AIM OF THE EXERCISE: Check every line of the data below for the string "trimester", and copy the ones that hold it.

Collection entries
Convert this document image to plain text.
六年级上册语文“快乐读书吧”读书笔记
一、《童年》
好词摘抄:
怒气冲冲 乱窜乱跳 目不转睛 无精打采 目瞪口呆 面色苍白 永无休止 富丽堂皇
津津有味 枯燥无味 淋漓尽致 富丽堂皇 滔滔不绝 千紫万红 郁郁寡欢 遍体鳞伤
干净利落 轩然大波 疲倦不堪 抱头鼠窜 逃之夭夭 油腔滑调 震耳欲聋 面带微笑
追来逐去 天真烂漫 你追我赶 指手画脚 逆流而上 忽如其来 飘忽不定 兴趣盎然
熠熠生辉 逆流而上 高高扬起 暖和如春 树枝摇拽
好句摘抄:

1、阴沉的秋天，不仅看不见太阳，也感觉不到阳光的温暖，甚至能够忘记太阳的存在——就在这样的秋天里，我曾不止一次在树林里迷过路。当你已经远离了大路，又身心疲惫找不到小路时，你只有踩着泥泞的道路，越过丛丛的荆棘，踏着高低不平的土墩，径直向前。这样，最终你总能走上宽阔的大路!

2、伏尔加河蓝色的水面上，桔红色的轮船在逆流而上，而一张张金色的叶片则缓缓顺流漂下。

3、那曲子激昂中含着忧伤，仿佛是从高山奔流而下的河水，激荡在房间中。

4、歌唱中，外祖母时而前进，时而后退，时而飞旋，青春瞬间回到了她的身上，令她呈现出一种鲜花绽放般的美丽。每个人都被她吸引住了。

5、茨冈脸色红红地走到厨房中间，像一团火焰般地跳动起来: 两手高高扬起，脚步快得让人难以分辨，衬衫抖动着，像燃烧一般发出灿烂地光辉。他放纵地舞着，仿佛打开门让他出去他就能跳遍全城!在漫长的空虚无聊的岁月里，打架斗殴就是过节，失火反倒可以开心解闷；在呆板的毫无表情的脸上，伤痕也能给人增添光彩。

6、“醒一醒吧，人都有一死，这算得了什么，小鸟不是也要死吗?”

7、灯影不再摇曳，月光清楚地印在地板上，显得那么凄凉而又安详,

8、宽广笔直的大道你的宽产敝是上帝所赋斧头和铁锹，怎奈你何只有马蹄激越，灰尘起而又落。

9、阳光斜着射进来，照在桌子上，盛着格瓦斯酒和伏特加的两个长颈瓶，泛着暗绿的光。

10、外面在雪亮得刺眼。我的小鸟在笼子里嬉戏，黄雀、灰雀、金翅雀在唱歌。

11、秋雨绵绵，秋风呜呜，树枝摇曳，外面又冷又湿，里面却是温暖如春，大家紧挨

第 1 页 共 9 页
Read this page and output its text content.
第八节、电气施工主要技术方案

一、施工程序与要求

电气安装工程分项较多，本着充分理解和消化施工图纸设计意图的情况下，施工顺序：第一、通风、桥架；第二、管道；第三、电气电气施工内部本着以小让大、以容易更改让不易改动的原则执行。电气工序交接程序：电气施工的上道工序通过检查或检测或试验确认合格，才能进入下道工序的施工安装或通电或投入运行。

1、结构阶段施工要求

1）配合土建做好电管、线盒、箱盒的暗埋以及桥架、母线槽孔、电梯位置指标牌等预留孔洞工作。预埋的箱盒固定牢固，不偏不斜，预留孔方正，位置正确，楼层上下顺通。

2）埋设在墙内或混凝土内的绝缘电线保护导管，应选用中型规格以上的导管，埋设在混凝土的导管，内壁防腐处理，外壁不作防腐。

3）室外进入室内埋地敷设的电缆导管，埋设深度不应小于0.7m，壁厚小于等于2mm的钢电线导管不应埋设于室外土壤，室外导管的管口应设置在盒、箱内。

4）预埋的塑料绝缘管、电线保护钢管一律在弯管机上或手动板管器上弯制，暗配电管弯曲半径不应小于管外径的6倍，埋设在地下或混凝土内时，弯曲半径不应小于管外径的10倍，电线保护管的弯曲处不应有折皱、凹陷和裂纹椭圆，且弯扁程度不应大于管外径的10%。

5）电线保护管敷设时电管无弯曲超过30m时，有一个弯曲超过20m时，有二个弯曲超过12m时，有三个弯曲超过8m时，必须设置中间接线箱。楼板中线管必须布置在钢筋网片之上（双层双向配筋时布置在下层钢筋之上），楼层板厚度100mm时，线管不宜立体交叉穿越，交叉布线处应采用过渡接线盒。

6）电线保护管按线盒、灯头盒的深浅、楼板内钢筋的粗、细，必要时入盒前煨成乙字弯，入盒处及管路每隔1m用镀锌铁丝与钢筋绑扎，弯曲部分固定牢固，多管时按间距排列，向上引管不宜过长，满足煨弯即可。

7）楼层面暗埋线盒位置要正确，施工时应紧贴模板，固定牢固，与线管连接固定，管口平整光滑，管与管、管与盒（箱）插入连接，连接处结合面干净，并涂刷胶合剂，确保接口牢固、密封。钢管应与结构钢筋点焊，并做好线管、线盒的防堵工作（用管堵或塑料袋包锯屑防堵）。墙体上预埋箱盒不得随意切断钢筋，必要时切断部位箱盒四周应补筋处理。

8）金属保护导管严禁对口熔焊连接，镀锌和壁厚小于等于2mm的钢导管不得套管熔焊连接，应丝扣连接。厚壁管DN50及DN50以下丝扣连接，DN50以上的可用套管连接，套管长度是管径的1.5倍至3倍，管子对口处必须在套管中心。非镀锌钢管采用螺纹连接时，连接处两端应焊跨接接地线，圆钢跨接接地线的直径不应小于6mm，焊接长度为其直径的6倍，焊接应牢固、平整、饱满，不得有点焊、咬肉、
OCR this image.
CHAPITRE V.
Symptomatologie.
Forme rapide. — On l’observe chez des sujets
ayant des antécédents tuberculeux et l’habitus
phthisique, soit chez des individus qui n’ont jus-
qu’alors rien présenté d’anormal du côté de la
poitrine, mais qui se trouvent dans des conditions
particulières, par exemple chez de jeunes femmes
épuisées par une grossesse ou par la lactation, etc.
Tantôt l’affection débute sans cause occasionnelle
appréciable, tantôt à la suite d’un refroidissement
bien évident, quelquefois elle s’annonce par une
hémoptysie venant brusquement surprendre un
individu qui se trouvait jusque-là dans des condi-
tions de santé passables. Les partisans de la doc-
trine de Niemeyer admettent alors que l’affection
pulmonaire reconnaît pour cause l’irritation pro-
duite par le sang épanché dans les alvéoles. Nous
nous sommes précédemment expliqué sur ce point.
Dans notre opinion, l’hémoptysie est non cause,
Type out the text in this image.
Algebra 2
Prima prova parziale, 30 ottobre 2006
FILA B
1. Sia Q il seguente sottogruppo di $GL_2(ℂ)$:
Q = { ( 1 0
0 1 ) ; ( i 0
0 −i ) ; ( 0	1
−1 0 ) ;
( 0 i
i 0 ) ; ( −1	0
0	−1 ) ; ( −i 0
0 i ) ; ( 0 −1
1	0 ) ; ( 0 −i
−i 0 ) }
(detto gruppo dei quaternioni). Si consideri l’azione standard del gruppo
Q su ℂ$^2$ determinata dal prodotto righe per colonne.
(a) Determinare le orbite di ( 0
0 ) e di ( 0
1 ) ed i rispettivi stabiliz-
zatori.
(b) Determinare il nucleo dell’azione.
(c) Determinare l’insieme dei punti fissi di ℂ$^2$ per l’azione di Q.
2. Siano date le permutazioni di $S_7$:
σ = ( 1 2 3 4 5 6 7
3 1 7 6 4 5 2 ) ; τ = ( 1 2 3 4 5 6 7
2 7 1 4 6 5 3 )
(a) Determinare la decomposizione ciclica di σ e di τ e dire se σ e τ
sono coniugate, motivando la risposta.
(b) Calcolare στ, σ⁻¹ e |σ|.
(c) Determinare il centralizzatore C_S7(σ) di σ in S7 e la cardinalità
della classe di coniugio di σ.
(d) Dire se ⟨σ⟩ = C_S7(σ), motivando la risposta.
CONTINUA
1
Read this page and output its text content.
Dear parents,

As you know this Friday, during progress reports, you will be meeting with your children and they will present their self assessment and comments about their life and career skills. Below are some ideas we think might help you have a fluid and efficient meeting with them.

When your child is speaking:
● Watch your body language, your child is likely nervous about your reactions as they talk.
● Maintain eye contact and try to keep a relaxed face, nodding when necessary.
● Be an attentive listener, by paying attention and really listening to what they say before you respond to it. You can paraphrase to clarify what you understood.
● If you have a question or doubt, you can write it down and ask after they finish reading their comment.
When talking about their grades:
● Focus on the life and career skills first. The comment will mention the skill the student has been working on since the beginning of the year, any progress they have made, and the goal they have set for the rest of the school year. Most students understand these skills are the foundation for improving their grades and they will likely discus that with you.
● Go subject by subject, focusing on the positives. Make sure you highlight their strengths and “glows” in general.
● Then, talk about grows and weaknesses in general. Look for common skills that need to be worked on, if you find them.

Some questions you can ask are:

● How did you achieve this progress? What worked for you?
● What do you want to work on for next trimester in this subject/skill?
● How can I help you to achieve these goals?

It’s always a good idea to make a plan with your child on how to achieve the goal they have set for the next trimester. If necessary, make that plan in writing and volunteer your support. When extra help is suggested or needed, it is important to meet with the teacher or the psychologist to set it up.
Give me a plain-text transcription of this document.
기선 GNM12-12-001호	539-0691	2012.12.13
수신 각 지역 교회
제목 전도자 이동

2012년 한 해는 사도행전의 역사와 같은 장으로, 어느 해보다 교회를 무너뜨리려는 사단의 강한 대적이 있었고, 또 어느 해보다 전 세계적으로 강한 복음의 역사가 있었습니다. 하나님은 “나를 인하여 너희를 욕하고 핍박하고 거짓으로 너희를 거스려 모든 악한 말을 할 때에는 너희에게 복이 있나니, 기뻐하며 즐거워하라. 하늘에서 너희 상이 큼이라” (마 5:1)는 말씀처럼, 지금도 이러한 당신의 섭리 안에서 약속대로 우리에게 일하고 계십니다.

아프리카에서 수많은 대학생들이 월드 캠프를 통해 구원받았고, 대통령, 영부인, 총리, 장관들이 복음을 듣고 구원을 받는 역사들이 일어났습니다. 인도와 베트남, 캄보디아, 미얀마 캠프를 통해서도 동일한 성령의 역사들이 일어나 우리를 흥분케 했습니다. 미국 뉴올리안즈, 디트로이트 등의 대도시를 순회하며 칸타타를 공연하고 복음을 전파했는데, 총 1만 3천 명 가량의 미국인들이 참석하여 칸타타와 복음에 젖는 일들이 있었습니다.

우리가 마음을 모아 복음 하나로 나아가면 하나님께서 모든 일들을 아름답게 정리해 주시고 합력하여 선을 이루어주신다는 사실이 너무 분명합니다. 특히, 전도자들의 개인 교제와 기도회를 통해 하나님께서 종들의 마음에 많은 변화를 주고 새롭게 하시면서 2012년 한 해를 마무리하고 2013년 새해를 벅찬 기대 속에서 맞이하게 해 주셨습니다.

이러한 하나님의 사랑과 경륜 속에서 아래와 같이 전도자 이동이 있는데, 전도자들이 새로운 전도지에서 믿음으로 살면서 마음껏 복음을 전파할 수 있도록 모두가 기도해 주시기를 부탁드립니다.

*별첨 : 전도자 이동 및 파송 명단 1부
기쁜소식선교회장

EXERCISE ANSWER:
● What do you want to work on for next trimester in this subject/skill?
It’s always a good idea to make a plan with your child on how to achieve the goal they have set for the next trimester. If necessary, make that plan in writing and volunteer your support. When extra help is suggested or needed, it is important to meet with the teacher or the psychologist to set it up.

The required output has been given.